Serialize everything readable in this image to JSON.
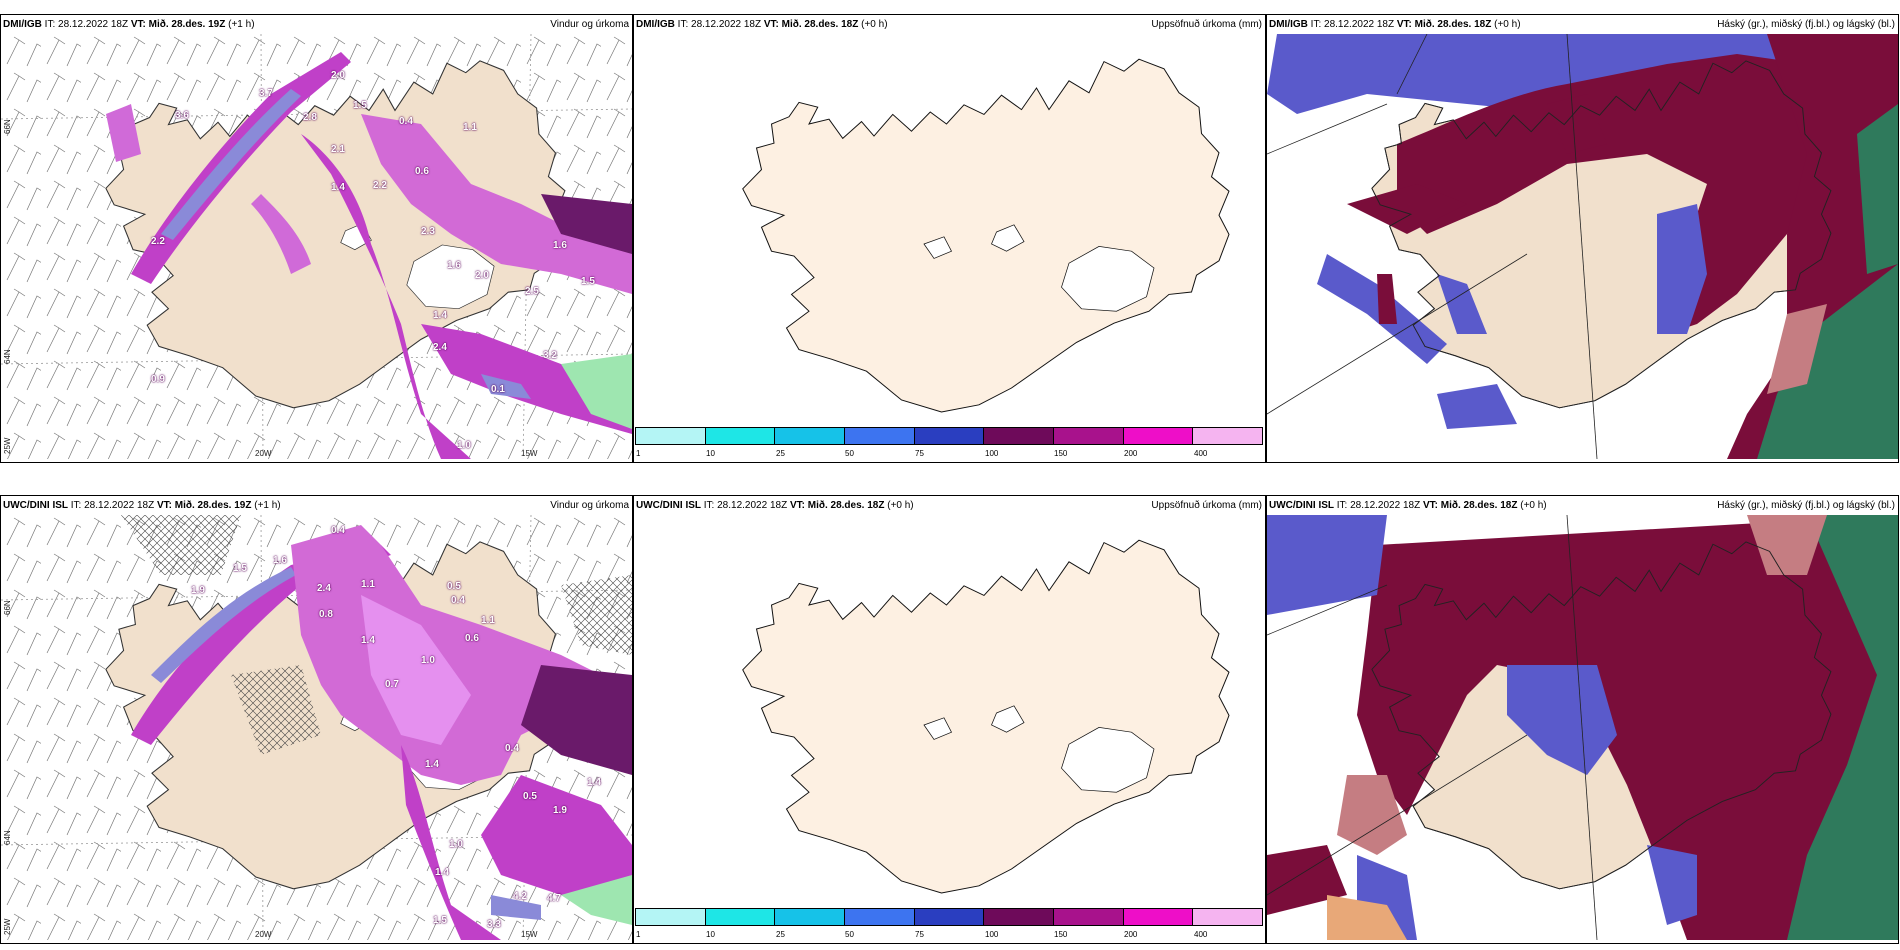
{
  "panels": [
    {
      "model": "DMI/IGB",
      "it_label": "IT:",
      "it": "28.12.2022 18Z",
      "vt_label": "VT:",
      "vt": "Mið. 28.des. 19Z",
      "lead": "(+1 h)",
      "product": "Vindur og úrkoma"
    },
    {
      "model": "DMI/IGB",
      "it_label": "IT:",
      "it": "28.12.2022 18Z",
      "vt_label": "VT:",
      "vt": "Mið. 28.des. 18Z",
      "lead": "(+0 h)",
      "product": "Uppsöfnuð úrkoma (mm)"
    },
    {
      "model": "DMI/IGB",
      "it_label": "IT:",
      "it": "28.12.2022 18Z",
      "vt_label": "VT:",
      "vt": "Mið. 28.des. 18Z",
      "lead": "(+0 h)",
      "product": "Háský (gr.), miðský (fj.bl.) og lágský (bl.)"
    },
    {
      "model": "UWC/DINI ISL",
      "it_label": "IT:",
      "it": "28.12.2022 18Z",
      "vt_label": "VT:",
      "vt": "Mið. 28.des. 19Z",
      "lead": "(+1 h)",
      "product": "Vindur og úrkoma"
    },
    {
      "model": "UWC/DINI ISL",
      "it_label": "IT:",
      "it": "28.12.2022 18Z",
      "vt_label": "VT:",
      "vt": "Mið. 28.des. 18Z",
      "lead": "(+0 h)",
      "product": "Uppsöfnuð úrkoma (mm)"
    },
    {
      "model": "UWC/DINI ISL",
      "it_label": "IT:",
      "it": "28.12.2022 18Z",
      "vt_label": "VT:",
      "vt": "Mið. 28.des. 18Z",
      "lead": "(+0 h)",
      "product": "Háský (gr.), miðský (fj.bl.) og lágský (bl.)"
    }
  ],
  "grid_labels": {
    "lat_66": "66N",
    "lat_64": "64N",
    "lon_25": "25W",
    "lon_20": "20W",
    "lon_15": "15W"
  },
  "colorbar": {
    "ticks": [
      "1",
      "10",
      "25",
      "50",
      "75",
      "100",
      "150",
      "200",
      "400"
    ],
    "colors": [
      "#b4f5f5",
      "#1ee6e6",
      "#16c2e8",
      "#3d74f0",
      "#2a3ec0",
      "#6e0a5a",
      "#a8128c",
      "#ee0ec8",
      "#f5b4f0"
    ]
  },
  "precip_values_top": [
    "3.6",
    "2.2",
    "3.7",
    "2.0",
    "2.8",
    "1.5",
    "2.1",
    "0.4",
    "1.1",
    "1.4",
    "2.2",
    "0.6",
    "2.3",
    "1.6",
    "2.0",
    "2.5",
    "1.4",
    "2.4",
    "3.2",
    "0.1",
    "1.0",
    "0.9",
    "1.6",
    "1.5"
  ],
  "precip_values_bottom": [
    "0.4",
    "1.6",
    "1.5",
    "1.9",
    "2.4",
    "1.1",
    "0.5",
    "0.4",
    "0.8",
    "1.4",
    "0.6",
    "1.1",
    "0.7",
    "1.0",
    "0.4",
    "1.4",
    "0.5",
    "1.9",
    "1.4",
    "1.0",
    "1.4",
    "4.2",
    "4.7",
    "1.5",
    "3.3"
  ],
  "colors": {
    "land": "#f1e0cc",
    "land_accum": "#fdf0e2",
    "precip_light": "#e591f0",
    "precip_mid": "#c040c8",
    "precip_dark": "#6a1a6a",
    "high_cloud": "#2f7a5c",
    "mid_cloud": "#7a0d3a",
    "low_cloud": "#5a5acb"
  }
}
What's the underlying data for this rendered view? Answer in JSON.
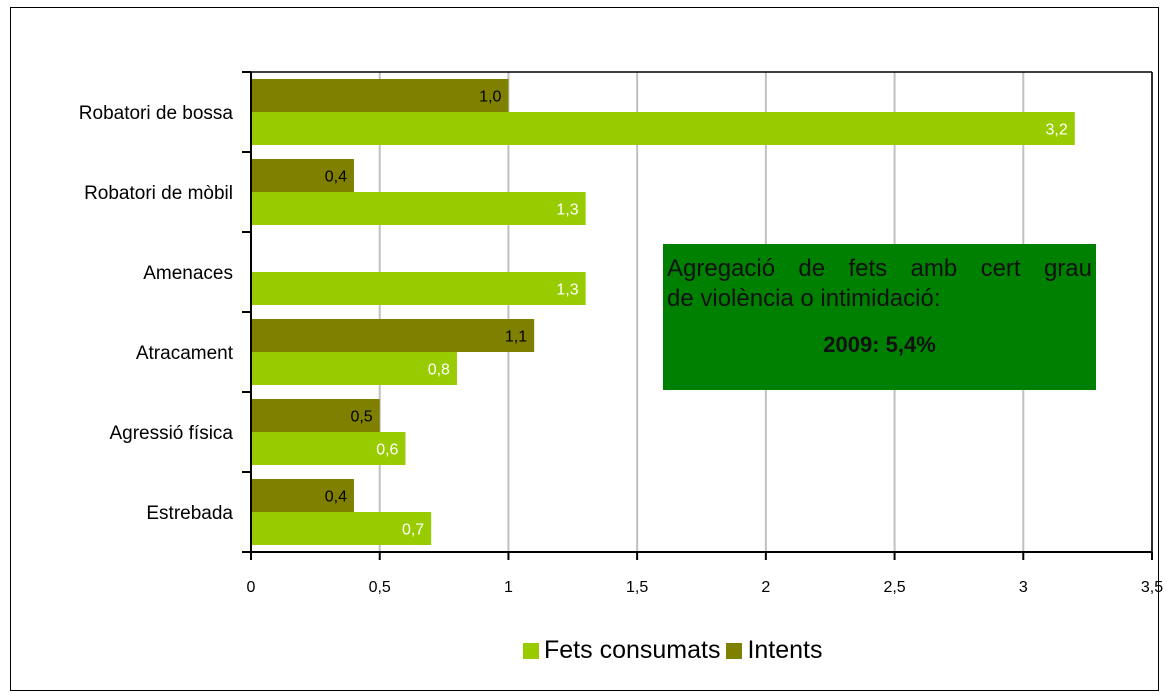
{
  "chart_data": {
    "type": "bar",
    "orientation": "horizontal",
    "categories": [
      "Robatori de bossa",
      "Robatori de mòbil",
      "Amenaces",
      "Atracament",
      "Agressió física",
      "Estrebada"
    ],
    "series": [
      {
        "name": "Intents",
        "values": [
          1.0,
          0.4,
          null,
          1.1,
          0.5,
          0.4
        ],
        "labels": [
          "1,0",
          "0,4",
          "",
          "1,1",
          "0,5",
          "0,4"
        ],
        "color": "#808000"
      },
      {
        "name": "Fets consumats",
        "values": [
          3.2,
          1.3,
          1.3,
          0.8,
          0.6,
          0.7
        ],
        "labels": [
          "3,2",
          "1,3",
          "1,3",
          "0,8",
          "0,6",
          "0,7"
        ],
        "color": "#99CC00"
      }
    ],
    "xlim": [
      0,
      3.5
    ],
    "xticks": [
      0,
      0.5,
      1,
      1.5,
      2,
      2.5,
      3,
      3.5
    ],
    "xtick_labels": [
      "0",
      "0,5",
      "1",
      "1,5",
      "2",
      "2,5",
      "3",
      "3,5"
    ],
    "grid": "vertical",
    "legend_position": "bottom",
    "legend": [
      "Fets consumats",
      "Intents"
    ]
  },
  "annotation": {
    "line1": "Agregació de fets amb cert grau",
    "line2": "de violència o intimidació:",
    "value": "2009: 5,4%",
    "bg_color": "#008000"
  },
  "colors": {
    "grid": "#C0C0C0",
    "axis": "#000000",
    "label_on_dark": "#000000",
    "label_on_light": "#ffffff"
  }
}
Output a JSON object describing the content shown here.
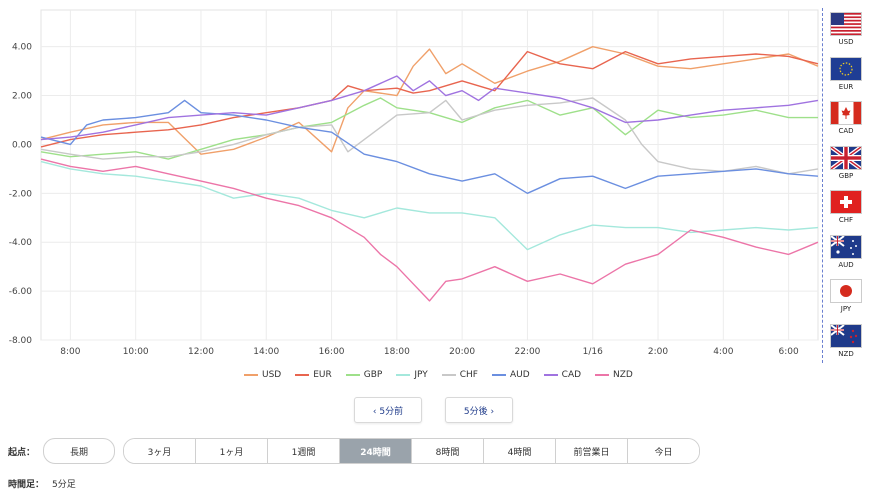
{
  "chart_data": {
    "type": "line",
    "y_ticks": [
      "4.00",
      "2.00",
      "0.00",
      "-2.00",
      "-4.00",
      "-6.00",
      "-8.00"
    ],
    "ylim": [
      -8,
      5.5
    ],
    "x_ticks": [
      "8:00",
      "10:00",
      "12:00",
      "14:00",
      "16:00",
      "18:00",
      "20:00",
      "22:00",
      "1/16",
      "2:00",
      "4:00",
      "6:00"
    ],
    "x_tick_hours": [
      8,
      10,
      12,
      14,
      16,
      18,
      20,
      22,
      24,
      26,
      28,
      30
    ],
    "xlim": [
      7.1,
      30.9
    ],
    "grid": true,
    "series": [
      {
        "name": "USD",
        "color": "#f0a06a",
        "x": [
          7.1,
          8,
          9,
          10,
          11,
          12,
          13,
          14,
          15,
          16,
          16.5,
          17,
          18,
          18.5,
          19,
          19.5,
          20,
          20.5,
          21,
          22,
          23,
          24,
          25,
          26,
          27,
          28,
          29,
          30,
          30.9
        ],
        "y": [
          0.2,
          0.5,
          0.8,
          0.9,
          0.9,
          -0.4,
          -0.2,
          0.3,
          0.9,
          -0.3,
          1.5,
          2.2,
          2.0,
          3.2,
          3.9,
          2.9,
          3.3,
          2.9,
          2.5,
          3.0,
          3.4,
          4.0,
          3.7,
          3.2,
          3.1,
          3.3,
          3.5,
          3.7,
          3.2
        ]
      },
      {
        "name": "EUR",
        "color": "#e8654f",
        "x": [
          7.1,
          8,
          9,
          10,
          11,
          12,
          13,
          14,
          15,
          16,
          16.5,
          17,
          18,
          18.5,
          19,
          20,
          21,
          22,
          23,
          24,
          25,
          26,
          27,
          28,
          29,
          30,
          30.9
        ],
        "y": [
          -0.1,
          0.2,
          0.4,
          0.5,
          0.6,
          0.8,
          1.1,
          1.3,
          1.5,
          1.8,
          2.4,
          2.2,
          2.3,
          2.1,
          2.2,
          2.6,
          2.2,
          3.8,
          3.3,
          3.1,
          3.8,
          3.3,
          3.5,
          3.6,
          3.7,
          3.6,
          3.3
        ]
      },
      {
        "name": "GBP",
        "color": "#9ee08a",
        "x": [
          7.1,
          8,
          9,
          10,
          11,
          12,
          13,
          14,
          15,
          16,
          17,
          17.5,
          18,
          19,
          20,
          21,
          22,
          23,
          24,
          25,
          26,
          27,
          28,
          29,
          30,
          30.9
        ],
        "y": [
          -0.3,
          -0.5,
          -0.4,
          -0.3,
          -0.6,
          -0.2,
          0.2,
          0.4,
          0.7,
          0.9,
          1.6,
          1.9,
          1.5,
          1.3,
          0.9,
          1.5,
          1.8,
          1.2,
          1.5,
          0.4,
          1.4,
          1.1,
          1.2,
          1.4,
          1.1,
          1.1
        ]
      },
      {
        "name": "JPY",
        "color": "#a4e8dc",
        "x": [
          7.1,
          8,
          9,
          10,
          11,
          12,
          13,
          14,
          15,
          16,
          17,
          18,
          19,
          20,
          21,
          22,
          23,
          24,
          25,
          26,
          27,
          28,
          29,
          30,
          30.9
        ],
        "y": [
          -0.7,
          -1.0,
          -1.2,
          -1.3,
          -1.5,
          -1.7,
          -2.2,
          -2.0,
          -2.2,
          -2.7,
          -3.0,
          -2.6,
          -2.8,
          -2.8,
          -3.0,
          -4.3,
          -3.7,
          -3.3,
          -3.4,
          -3.4,
          -3.6,
          -3.5,
          -3.4,
          -3.5,
          -3.4
        ]
      },
      {
        "name": "CHF",
        "color": "#c8c8c8",
        "x": [
          7.1,
          8,
          9,
          10,
          11,
          12,
          13,
          14,
          15,
          16,
          16.5,
          17,
          18,
          19,
          19.5,
          20,
          21,
          22,
          23,
          24,
          25,
          25.5,
          26,
          27,
          28,
          29,
          30,
          30.9
        ],
        "y": [
          -0.2,
          -0.4,
          -0.6,
          -0.5,
          -0.5,
          -0.3,
          0.0,
          0.4,
          0.7,
          0.8,
          -0.3,
          0.2,
          1.2,
          1.3,
          1.8,
          1.0,
          1.4,
          1.6,
          1.7,
          1.9,
          1.0,
          0.0,
          -0.7,
          -1.0,
          -1.1,
          -0.9,
          -1.2,
          -1.0
        ]
      },
      {
        "name": "AUD",
        "color": "#6b8fe0",
        "x": [
          7.1,
          8,
          8.5,
          9,
          10,
          11,
          11.5,
          12,
          13,
          14,
          15,
          16,
          17,
          18,
          19,
          20,
          21,
          22,
          23,
          24,
          25,
          26,
          27,
          28,
          29,
          30,
          30.9
        ],
        "y": [
          0.3,
          0.0,
          0.8,
          1.0,
          1.1,
          1.3,
          1.8,
          1.3,
          1.2,
          1.0,
          0.7,
          0.5,
          -0.4,
          -0.7,
          -1.2,
          -1.5,
          -1.2,
          -2.0,
          -1.4,
          -1.3,
          -1.8,
          -1.3,
          -1.2,
          -1.1,
          -1.0,
          -1.2,
          -1.3
        ]
      },
      {
        "name": "CAD",
        "color": "#a073e0",
        "x": [
          7.1,
          8,
          9,
          10,
          11,
          12,
          13,
          14,
          15,
          16,
          17,
          18,
          18.5,
          19,
          19.5,
          20,
          20.5,
          21,
          22,
          23,
          24,
          25,
          26,
          27,
          28,
          29,
          30,
          30.9
        ],
        "y": [
          0.2,
          0.3,
          0.5,
          0.8,
          1.1,
          1.2,
          1.3,
          1.2,
          1.5,
          1.8,
          2.2,
          2.8,
          2.2,
          2.6,
          2.0,
          2.2,
          1.8,
          2.3,
          2.1,
          1.9,
          1.5,
          0.9,
          1.0,
          1.2,
          1.4,
          1.5,
          1.6,
          1.8
        ]
      },
      {
        "name": "NZD",
        "color": "#ec75a8",
        "x": [
          7.1,
          8,
          9,
          10,
          11,
          12,
          13,
          14,
          15,
          16,
          17,
          17.5,
          18,
          18.5,
          19,
          19.5,
          20,
          21,
          22,
          23,
          24,
          25,
          26,
          27,
          28,
          29,
          30,
          30.9
        ],
        "y": [
          -0.6,
          -0.9,
          -1.1,
          -0.9,
          -1.2,
          -1.5,
          -1.8,
          -2.2,
          -2.5,
          -3.0,
          -3.8,
          -4.5,
          -5.0,
          -5.7,
          -6.4,
          -5.6,
          -5.5,
          -5.0,
          -5.6,
          -5.3,
          -5.7,
          -4.9,
          -4.5,
          -3.5,
          -3.8,
          -4.2,
          -4.5,
          -4.0
        ]
      }
    ]
  },
  "flags": [
    {
      "code": "USD",
      "icon": "us-flag"
    },
    {
      "code": "EUR",
      "icon": "eu-flag"
    },
    {
      "code": "CAD",
      "icon": "ca-flag"
    },
    {
      "code": "GBP",
      "icon": "gb-flag"
    },
    {
      "code": "CHF",
      "icon": "ch-flag"
    },
    {
      "code": "AUD",
      "icon": "au-flag"
    },
    {
      "code": "JPY",
      "icon": "jp-flag"
    },
    {
      "code": "NZD",
      "icon": "nz-flag"
    }
  ],
  "nav": {
    "prev": "‹ 5分前",
    "next": "5分後 ›"
  },
  "period": {
    "label": "起点：",
    "long": "長期",
    "options": [
      "3ヶ月",
      "1ヶ月",
      "1週間",
      "24時間",
      "8時間",
      "4時間",
      "前営業日",
      "今日"
    ],
    "active": "24時間"
  },
  "timeframe": {
    "label": "時間足：",
    "value": "5分足"
  }
}
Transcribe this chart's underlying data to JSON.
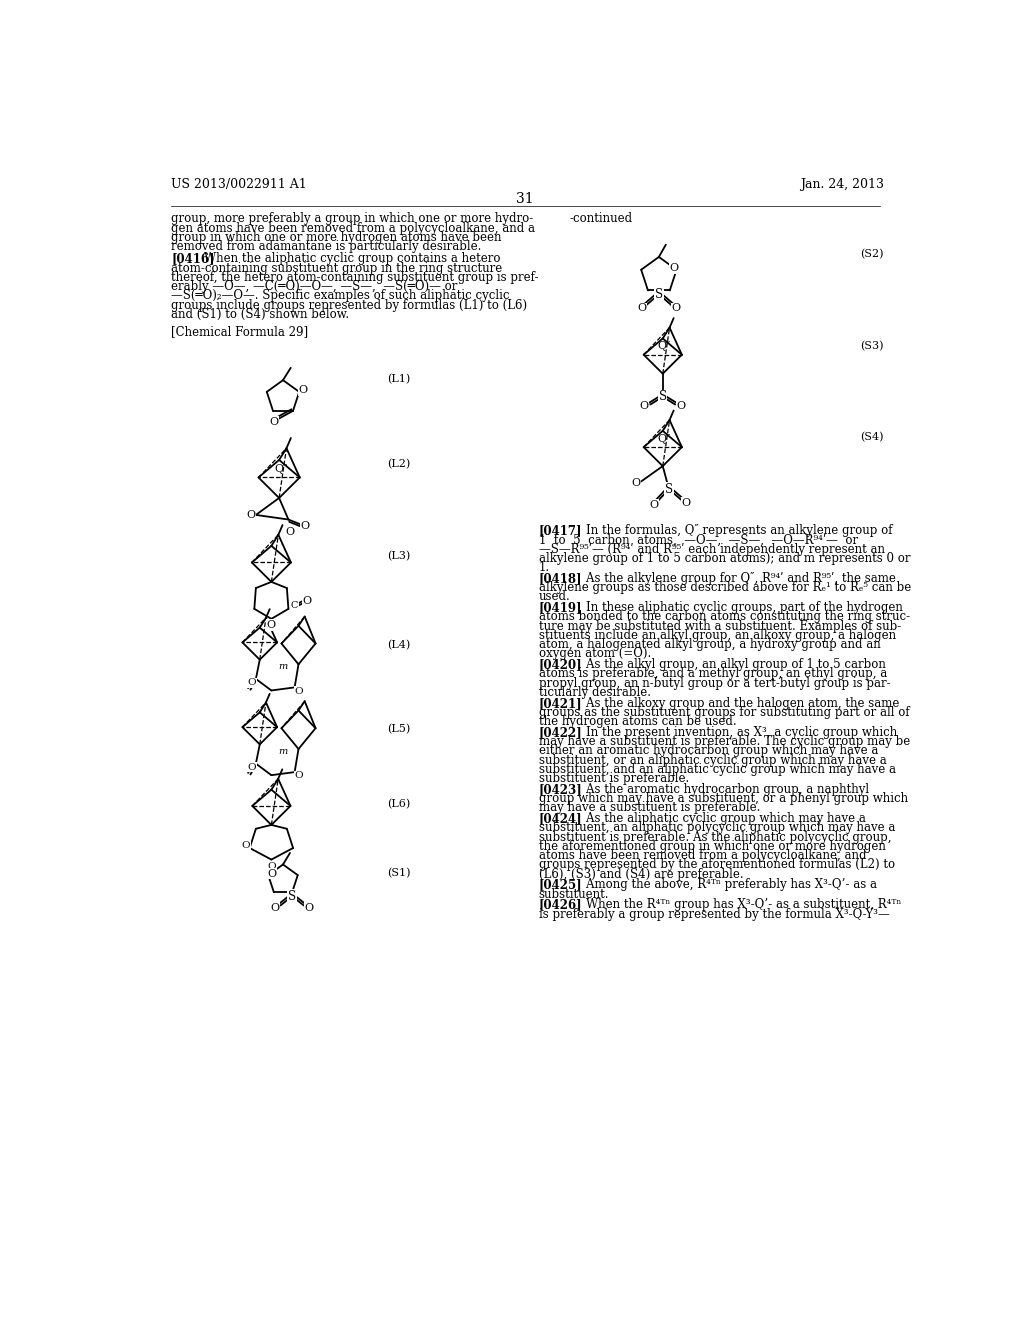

========================================================================

What you have to do: Return every line containing "Robatori".

Result below:
      "Robatori de bossa",
      "Robatori de mòbil",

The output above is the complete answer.